* **Directions**
Will you write out the data exactly, excluding every picture?

Start of Entries

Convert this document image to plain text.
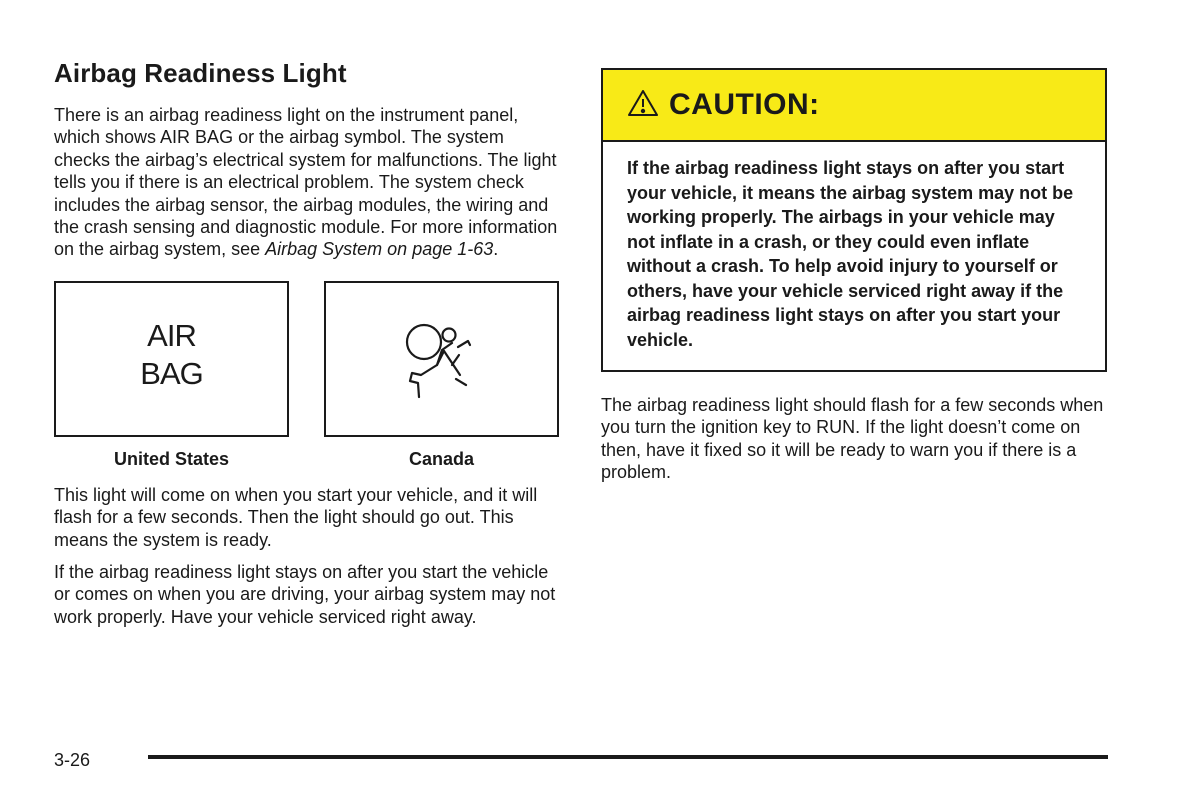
Airbag Readiness Light

There is an airbag readiness light on the instrument panel, which shows AIR BAG or the airbag symbol. The system checks the airbag’s electrical system for malfunctions. The light tells you if there is an electrical problem. The system check includes the airbag sensor, the airbag modules, the wiring and the crash sensing and diagnostic module. For more information on the airbag system, see Airbag System on page 1-63.

AIR
BAG
United States	Canada

This light will come on when you start your vehicle, and it will flash for a few seconds. Then the light should go out. This means the system is ready.

If the airbag readiness light stays on after you start the vehicle or comes on when you are driving, your airbag system may not work properly. Have your vehicle serviced right away.

CAUTION:
If the airbag readiness light stays on after you start your vehicle, it means the airbag system may not be working properly. The airbags in your vehicle may not inflate in a crash, or they could even inflate without a crash. To help avoid injury to yourself or others, have your vehicle serviced right away if the airbag readiness light stays on after you start your vehicle.

The airbag readiness light should flash for a few seconds when you turn the ignition key to RUN. If the light doesn’t come on then, have it fixed so it will be ready to warn you if there is a problem.

3-26
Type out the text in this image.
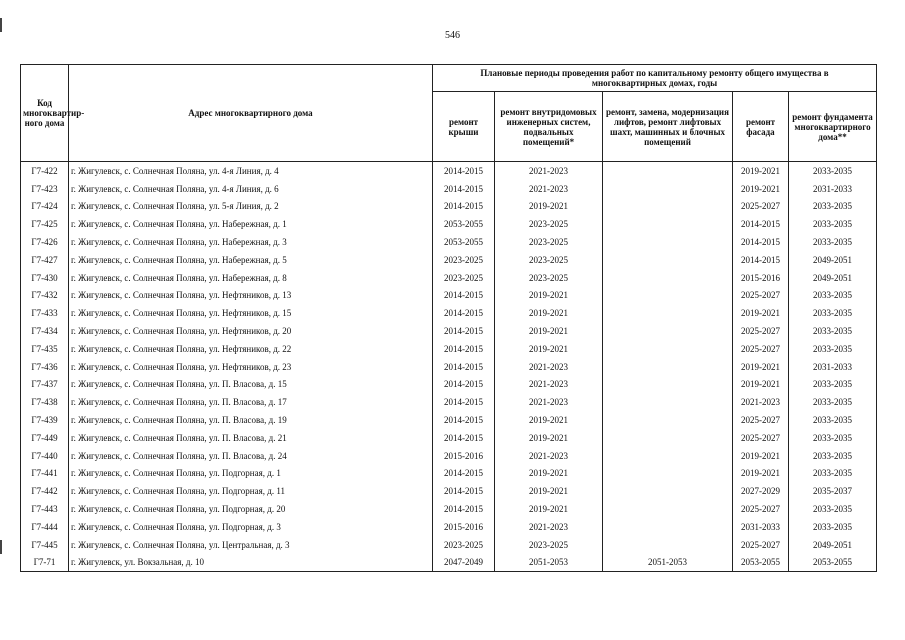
546
Код многоквартир-ного дома	Адрес многоквартирного дома	Плановые периоды проведения работ по капитальному ремонту общего имущества в многоквартирных домах, годы				
		ремонт крыши	ремонт внутридомовых инженерных систем, подвальных помещений*	ремонт, замена, модернизация лифтов, ремонт лифтовых шахт, машинных и блочных помещений	ремонт фасада	ремонт фундамента многоквартирного дома**
Г7-422	г. Жигулевск, с. Солнечная Поляна, ул. 4-я Линия, д. 4	2014-2015	2021-2023		2019-2021	2033-2035
Г7-423	г. Жигулевск, с. Солнечная Поляна, ул. 4-я Линия, д. 6	2014-2015	2021-2023		2019-2021	2031-2033
Г7-424	г. Жигулевск, с. Солнечная Поляна, ул. 5-я Линия, д. 2	2014-2015	2019-2021		2025-2027	2033-2035
Г7-425	г. Жигулевск, с. Солнечная Поляна, ул. Набережная, д. 1	2053-2055	2023-2025		2014-2015	2033-2035
Г7-426	г. Жигулевск, с. Солнечная Поляна, ул. Набережная, д. 3	2053-2055	2023-2025		2014-2015	2033-2035
Г7-427	г. Жигулевск, с. Солнечная Поляна, ул. Набережная, д. 5	2023-2025	2023-2025		2014-2015	2049-2051
Г7-430	г. Жигулевск, с. Солнечная Поляна, ул. Набережная, д. 8	2023-2025	2023-2025		2015-2016	2049-2051
Г7-432	г. Жигулевск, с. Солнечная Поляна, ул. Нефтяников, д. 13	2014-2015	2019-2021		2025-2027	2033-2035
Г7-433	г. Жигулевск, с. Солнечная Поляна, ул. Нефтяников, д. 15	2014-2015	2019-2021		2019-2021	2033-2035
Г7-434	г. Жигулевск, с. Солнечная Поляна, ул. Нефтяников, д. 20	2014-2015	2019-2021		2025-2027	2033-2035
Г7-435	г. Жигулевск, с. Солнечная Поляна, ул. Нефтяников, д. 22	2014-2015	2019-2021		2025-2027	2033-2035
Г7-436	г. Жигулевск, с. Солнечная Поляна, ул. Нефтяников, д. 23	2014-2015	2021-2023		2019-2021	2031-2033
Г7-437	г. Жигулевск, с. Солнечная Поляна, ул. П. Власова, д. 15	2014-2015	2021-2023		2019-2021	2033-2035
Г7-438	г. Жигулевск, с. Солнечная Поляна, ул. П. Власова, д. 17	2014-2015	2021-2023		2021-2023	2033-2035
Г7-439	г. Жигулевск, с. Солнечная Поляна, ул. П. Власова, д. 19	2014-2015	2019-2021		2025-2027	2033-2035
Г7-449	г. Жигулевск, с. Солнечная Поляна, ул. П. Власова, д. 21	2014-2015	2019-2021		2025-2027	2033-2035
Г7-440	г. Жигулевск, с. Солнечная Поляна, ул. П. Власова, д. 24	2015-2016	2021-2023		2019-2021	2033-2035
Г7-441	г. Жигулевск, с. Солнечная Поляна, ул. Подгорная, д. 1	2014-2015	2019-2021		2019-2021	2033-2035
Г7-442	г. Жигулевск, с. Солнечная Поляна, ул. Подгорная, д. 11	2014-2015	2019-2021		2027-2029	2035-2037
Г7-443	г. Жигулевск, с. Солнечная Поляна, ул. Подгорная, д. 20	2014-2015	2019-2021		2025-2027	2033-2035
Г7-444	г. Жигулевск, с. Солнечная Поляна, ул. Подгорная, д. 3	2015-2016	2021-2023		2031-2033	2033-2035
Г7-445	г. Жигулевск, с. Солнечная Поляна, ул. Центральная, д. 3	2023-2025	2023-2025		2025-2027	2049-2051
Г7-71	г. Жигулевск, ул. Вокзальная, д. 10	2047-2049	2051-2053	2051-2053	2053-2055	2053-2055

End of Entries

* **Solution**
Convert this document image to plain text.
Airbag Readiness Light

There is an airbag readiness light on the instrument panel, which shows AIR BAG or the airbag symbol. The system checks the airbag’s electrical system for malfunctions. The light tells you if there is an electrical problem. The system check includes the airbag sensor, the airbag modules, the wiring and the crash sensing and diagnostic module. For more information on the airbag system, see Airbag System on page 1-63.

AIR
BAG
United States	Canada

This light will come on when you start your vehicle, and it will flash for a few seconds. Then the light should go out. This means the system is ready.

If the airbag readiness light stays on after you start the vehicle or comes on when you are driving, your airbag system may not work properly. Have your vehicle serviced right away.

CAUTION:
If the airbag readiness light stays on after you start your vehicle, it means the airbag system may not be working properly. The airbags in your vehicle may not inflate in a crash, or they could even inflate without a crash. To help avoid injury to yourself or others, have your vehicle serviced right away if the airbag readiness light stays on after you start your vehicle.

The airbag readiness light should flash for a few seconds when you turn the ignition key to RUN. If the light doesn’t come on then, have it fixed so it will be ready to warn you if there is a problem.

3-26
Type out the text in this image.
546
Код многоквартир-ного дома	Адрес многоквартирного дома	Плановые периоды проведения работ по капитальному ремонту общего имущества в многоквартирных домах, годы				
		ремонт крыши	ремонт внутридомовых инженерных систем, подвальных помещений*	ремонт, замена, модернизация лифтов, ремонт лифтовых шахт, машинных и блочных помещений	ремонт фасада	ремонт фундамента многоквартирного дома**
Г7-422	г. Жигулевск, с. Солнечная Поляна, ул. 4-я Линия, д. 4	2014-2015	2021-2023		2019-2021	2033-2035
Г7-423	г. Жигулевск, с. Солнечная Поляна, ул. 4-я Линия, д. 6	2014-2015	2021-2023		2019-2021	2031-2033
Г7-424	г. Жигулевск, с. Солнечная Поляна, ул. 5-я Линия, д. 2	2014-2015	2019-2021		2025-2027	2033-2035
Г7-425	г. Жигулевск, с. Солнечная Поляна, ул. Набережная, д. 1	2053-2055	2023-2025		2014-2015	2033-2035
Г7-426	г. Жигулевск, с. Солнечная Поляна, ул. Набережная, д. 3	2053-2055	2023-2025		2014-2015	2033-2035
Г7-427	г. Жигулевск, с. Солнечная Поляна, ул. Набережная, д. 5	2023-2025	2023-2025		2014-2015	2049-2051
Г7-430	г. Жигулевск, с. Солнечная Поляна, ул. Набережная, д. 8	2023-2025	2023-2025		2015-2016	2049-2051
Г7-432	г. Жигулевск, с. Солнечная Поляна, ул. Нефтяников, д. 13	2014-2015	2019-2021		2025-2027	2033-2035
Г7-433	г. Жигулевск, с. Солнечная Поляна, ул. Нефтяников, д. 15	2014-2015	2019-2021		2019-2021	2033-2035
Г7-434	г. Жигулевск, с. Солнечная Поляна, ул. Нефтяников, д. 20	2014-2015	2019-2021		2025-2027	2033-2035
Г7-435	г. Жигулевск, с. Солнечная Поляна, ул. Нефтяников, д. 22	2014-2015	2019-2021		2025-2027	2033-2035
Г7-436	г. Жигулевск, с. Солнечная Поляна, ул. Нефтяников, д. 23	2014-2015	2021-2023		2019-2021	2031-2033
Г7-437	г. Жигулевск, с. Солнечная Поляна, ул. П. Власова, д. 15	2014-2015	2021-2023		2019-2021	2033-2035
Г7-438	г. Жигулевск, с. Солнечная Поляна, ул. П. Власова, д. 17	2014-2015	2021-2023		2021-2023	2033-2035
Г7-439	г. Жигулевск, с. Солнечная Поляна, ул. П. Власова, д. 19	2014-2015	2019-2021		2025-2027	2033-2035
Г7-449	г. Жигулевск, с. Солнечная Поляна, ул. П. Власова, д. 21	2014-2015	2019-2021		2025-2027	2033-2035
Г7-440	г. Жигулевск, с. Солнечная Поляна, ул. П. Власова, д. 24	2015-2016	2021-2023		2019-2021	2033-2035
Г7-441	г. Жигулевск, с. Солнечная Поляна, ул. Подгорная, д. 1	2014-2015	2019-2021		2019-2021	2033-2035
Г7-442	г. Жигулевск, с. Солнечная Поляна, ул. Подгорная, д. 11	2014-2015	2019-2021		2027-2029	2035-2037
Г7-443	г. Жигулевск, с. Солнечная Поляна, ул. Подгорная, д. 20	2014-2015	2019-2021		2025-2027	2033-2035
Г7-444	г. Жигулевск, с. Солнечная Поляна, ул. Подгорная, д. 3	2015-2016	2021-2023		2031-2033	2033-2035
Г7-445	г. Жигулевск, с. Солнечная Поляна, ул. Центральная, д. 3	2023-2025	2023-2025		2025-2027	2049-2051
Г7-71	г. Жигулевск, ул. Вокзальная, д. 10	2047-2049	2051-2053	2051-2053	2053-2055	2053-2055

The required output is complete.